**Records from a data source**
==*==

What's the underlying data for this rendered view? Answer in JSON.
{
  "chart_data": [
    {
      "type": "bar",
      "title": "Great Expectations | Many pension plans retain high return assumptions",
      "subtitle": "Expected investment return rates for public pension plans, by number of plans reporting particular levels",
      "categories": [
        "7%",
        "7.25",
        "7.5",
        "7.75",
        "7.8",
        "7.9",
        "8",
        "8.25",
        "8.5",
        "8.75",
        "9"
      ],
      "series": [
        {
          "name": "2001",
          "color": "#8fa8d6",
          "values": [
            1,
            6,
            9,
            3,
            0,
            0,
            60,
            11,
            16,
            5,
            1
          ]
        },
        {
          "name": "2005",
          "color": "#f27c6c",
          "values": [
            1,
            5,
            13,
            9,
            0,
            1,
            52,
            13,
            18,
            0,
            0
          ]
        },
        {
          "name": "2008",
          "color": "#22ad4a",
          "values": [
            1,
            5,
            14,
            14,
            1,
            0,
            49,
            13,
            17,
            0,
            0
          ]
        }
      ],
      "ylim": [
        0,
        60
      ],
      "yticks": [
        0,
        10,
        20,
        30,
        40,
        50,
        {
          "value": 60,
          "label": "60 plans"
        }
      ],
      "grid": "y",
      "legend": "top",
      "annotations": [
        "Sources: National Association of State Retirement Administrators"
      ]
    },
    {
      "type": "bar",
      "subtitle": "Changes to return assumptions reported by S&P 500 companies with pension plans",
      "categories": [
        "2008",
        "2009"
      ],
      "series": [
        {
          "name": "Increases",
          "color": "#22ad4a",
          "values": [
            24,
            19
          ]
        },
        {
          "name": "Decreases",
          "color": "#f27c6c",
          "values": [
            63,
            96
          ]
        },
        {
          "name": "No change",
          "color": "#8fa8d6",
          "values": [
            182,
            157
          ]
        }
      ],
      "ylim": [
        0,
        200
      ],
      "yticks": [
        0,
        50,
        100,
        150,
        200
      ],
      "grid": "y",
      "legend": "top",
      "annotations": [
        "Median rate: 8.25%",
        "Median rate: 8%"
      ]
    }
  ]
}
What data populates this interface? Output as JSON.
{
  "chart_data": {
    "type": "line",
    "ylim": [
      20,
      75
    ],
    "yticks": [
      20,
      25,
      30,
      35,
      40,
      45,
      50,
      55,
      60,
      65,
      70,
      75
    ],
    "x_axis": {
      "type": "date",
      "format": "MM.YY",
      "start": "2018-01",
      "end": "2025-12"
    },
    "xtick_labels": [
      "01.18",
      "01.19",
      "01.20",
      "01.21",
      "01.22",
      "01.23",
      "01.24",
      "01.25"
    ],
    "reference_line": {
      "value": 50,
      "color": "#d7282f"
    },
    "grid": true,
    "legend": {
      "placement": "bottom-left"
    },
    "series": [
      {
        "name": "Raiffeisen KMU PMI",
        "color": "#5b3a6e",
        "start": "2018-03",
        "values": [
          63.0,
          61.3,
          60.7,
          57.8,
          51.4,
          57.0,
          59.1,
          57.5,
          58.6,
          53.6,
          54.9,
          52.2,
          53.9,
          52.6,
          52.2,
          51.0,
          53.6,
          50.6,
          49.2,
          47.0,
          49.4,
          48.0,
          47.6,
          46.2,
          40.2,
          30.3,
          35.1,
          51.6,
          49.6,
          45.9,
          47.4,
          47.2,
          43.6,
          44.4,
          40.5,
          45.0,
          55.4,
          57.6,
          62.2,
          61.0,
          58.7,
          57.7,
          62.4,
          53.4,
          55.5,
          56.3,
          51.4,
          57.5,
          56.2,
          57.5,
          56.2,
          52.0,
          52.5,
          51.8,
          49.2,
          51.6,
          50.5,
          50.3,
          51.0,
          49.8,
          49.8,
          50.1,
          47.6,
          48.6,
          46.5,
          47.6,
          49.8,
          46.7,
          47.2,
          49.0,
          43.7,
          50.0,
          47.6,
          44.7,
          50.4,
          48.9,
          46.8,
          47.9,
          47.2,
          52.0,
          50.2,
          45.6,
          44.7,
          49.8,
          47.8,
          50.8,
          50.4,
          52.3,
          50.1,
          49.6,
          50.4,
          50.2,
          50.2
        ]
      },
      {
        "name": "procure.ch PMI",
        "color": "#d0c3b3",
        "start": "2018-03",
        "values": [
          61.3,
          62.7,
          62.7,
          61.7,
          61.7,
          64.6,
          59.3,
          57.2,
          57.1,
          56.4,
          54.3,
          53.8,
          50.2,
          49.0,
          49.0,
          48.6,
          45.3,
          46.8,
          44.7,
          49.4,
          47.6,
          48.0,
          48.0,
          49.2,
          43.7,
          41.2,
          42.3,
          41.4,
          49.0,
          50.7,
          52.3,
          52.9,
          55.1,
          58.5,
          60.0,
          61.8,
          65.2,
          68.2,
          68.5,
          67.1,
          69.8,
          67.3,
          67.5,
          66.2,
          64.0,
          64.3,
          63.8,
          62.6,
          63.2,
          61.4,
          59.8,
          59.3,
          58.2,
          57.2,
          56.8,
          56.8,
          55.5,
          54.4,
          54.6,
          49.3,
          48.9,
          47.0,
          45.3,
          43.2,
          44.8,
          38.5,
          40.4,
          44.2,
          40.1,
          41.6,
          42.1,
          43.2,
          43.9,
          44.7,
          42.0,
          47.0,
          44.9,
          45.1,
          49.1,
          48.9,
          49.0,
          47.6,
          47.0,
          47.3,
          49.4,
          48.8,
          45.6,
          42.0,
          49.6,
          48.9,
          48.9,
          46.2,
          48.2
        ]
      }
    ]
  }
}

==*==

**Task statement**
Count the lines in the records above that contain the word "pension", and reply with only that number.

**The reply**
3